■ Source passage:
Content starts

The Reluctant Harbinger.






Your GP has referred you to a radiologist for a routine examination because you have told him that you feel fine - apart from a bit of a cough, or a touch of indigestion, or occasional constipation, or some other minor symptom which has nothing to do with the reason for visiting your GP in the first place (a routine medical for travel insurance, for example) - and before you have even signed the radiologist's Medicare assignment form you have been given a death sentence.


A radiologist would like to spend his professional life only discovering disease in his patients at a stage when the disease is completely curable. 
But, unfortunately for the principal and secondary players in this short vignette of life, like the mythical Irish Spirit that heralds the death of a family member, the radiologist is the Banshee of the medical profession.

The radiologist tries to evade the depressing reality of his role as harbinger of your impending demise by the self-delusion of selective recall, desperately clinging to the memory of the all-too-infrequent past instances of his serendipitous discovery of a curable serious disease.

Content ends

■ Supplied entries:
Content starts

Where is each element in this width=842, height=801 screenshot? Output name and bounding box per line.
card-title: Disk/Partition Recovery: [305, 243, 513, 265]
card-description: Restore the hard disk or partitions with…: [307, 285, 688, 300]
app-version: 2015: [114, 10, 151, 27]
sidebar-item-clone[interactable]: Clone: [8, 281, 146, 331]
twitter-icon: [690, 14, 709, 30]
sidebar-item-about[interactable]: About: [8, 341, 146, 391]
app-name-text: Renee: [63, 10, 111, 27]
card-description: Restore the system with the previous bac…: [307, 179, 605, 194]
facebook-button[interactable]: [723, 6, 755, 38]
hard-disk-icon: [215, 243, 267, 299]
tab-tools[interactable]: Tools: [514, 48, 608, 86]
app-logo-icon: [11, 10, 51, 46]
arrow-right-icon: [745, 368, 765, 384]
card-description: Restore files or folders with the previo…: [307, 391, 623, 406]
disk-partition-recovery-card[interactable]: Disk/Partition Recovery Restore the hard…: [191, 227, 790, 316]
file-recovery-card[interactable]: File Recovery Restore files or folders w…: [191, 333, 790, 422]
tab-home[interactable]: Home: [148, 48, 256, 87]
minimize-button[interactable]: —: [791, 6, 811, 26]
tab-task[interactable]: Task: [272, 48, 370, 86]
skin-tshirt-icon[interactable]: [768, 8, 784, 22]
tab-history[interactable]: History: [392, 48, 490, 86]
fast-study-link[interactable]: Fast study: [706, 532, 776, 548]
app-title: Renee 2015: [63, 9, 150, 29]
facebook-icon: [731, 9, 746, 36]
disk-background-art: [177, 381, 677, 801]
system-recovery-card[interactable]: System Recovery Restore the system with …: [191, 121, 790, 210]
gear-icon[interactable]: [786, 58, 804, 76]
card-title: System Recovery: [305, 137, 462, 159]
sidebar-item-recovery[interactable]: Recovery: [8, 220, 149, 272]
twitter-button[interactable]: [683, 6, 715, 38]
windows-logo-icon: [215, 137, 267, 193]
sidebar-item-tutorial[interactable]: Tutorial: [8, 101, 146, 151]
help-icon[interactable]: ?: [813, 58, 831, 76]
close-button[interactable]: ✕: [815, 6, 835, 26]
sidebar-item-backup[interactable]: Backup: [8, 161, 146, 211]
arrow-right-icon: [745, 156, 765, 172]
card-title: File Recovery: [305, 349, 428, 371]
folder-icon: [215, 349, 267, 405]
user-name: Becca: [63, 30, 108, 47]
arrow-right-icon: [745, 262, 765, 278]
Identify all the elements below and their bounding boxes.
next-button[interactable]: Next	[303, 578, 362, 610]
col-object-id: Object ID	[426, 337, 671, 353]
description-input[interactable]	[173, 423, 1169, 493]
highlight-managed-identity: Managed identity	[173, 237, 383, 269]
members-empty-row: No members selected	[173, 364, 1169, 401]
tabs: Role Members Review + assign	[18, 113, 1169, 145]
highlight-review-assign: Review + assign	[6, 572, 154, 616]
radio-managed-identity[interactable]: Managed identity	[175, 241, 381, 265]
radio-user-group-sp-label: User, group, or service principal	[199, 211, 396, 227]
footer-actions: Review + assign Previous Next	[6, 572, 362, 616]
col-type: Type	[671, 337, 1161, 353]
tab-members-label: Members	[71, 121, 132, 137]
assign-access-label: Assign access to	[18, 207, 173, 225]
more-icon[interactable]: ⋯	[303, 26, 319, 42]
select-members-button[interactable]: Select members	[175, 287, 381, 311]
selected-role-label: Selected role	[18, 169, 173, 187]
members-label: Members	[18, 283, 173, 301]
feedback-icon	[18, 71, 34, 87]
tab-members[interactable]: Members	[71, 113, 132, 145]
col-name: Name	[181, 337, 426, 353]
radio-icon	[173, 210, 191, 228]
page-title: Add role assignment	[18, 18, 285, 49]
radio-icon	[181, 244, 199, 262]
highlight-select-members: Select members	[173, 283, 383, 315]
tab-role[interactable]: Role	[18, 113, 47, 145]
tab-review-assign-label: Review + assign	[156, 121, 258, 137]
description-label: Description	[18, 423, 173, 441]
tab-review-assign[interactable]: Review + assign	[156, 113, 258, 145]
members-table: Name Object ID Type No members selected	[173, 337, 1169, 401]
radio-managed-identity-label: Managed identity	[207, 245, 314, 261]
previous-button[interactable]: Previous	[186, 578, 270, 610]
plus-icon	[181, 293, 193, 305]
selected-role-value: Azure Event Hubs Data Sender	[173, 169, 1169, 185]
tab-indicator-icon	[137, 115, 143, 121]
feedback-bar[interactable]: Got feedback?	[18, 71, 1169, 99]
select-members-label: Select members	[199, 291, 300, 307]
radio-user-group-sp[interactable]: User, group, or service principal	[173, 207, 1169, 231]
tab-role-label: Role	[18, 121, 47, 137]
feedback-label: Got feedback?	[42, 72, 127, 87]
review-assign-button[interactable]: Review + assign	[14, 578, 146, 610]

Content ends

■ Prompt: Reproduce the essay about the radiologist from "The radiologist tries" up to and including "curable serious disease.", substituting "chance" for "serendipitous". The listing has no connection to the essay about the radiologist.

■ Solution to the problem:
The radiologist tries to evade the depressing reality of his role as harbinger of your impending demise by the self-delusion of selective recall, desperately clinging to the memory of the all-too-infrequent past instances of his chance discovery of a curable serious disease.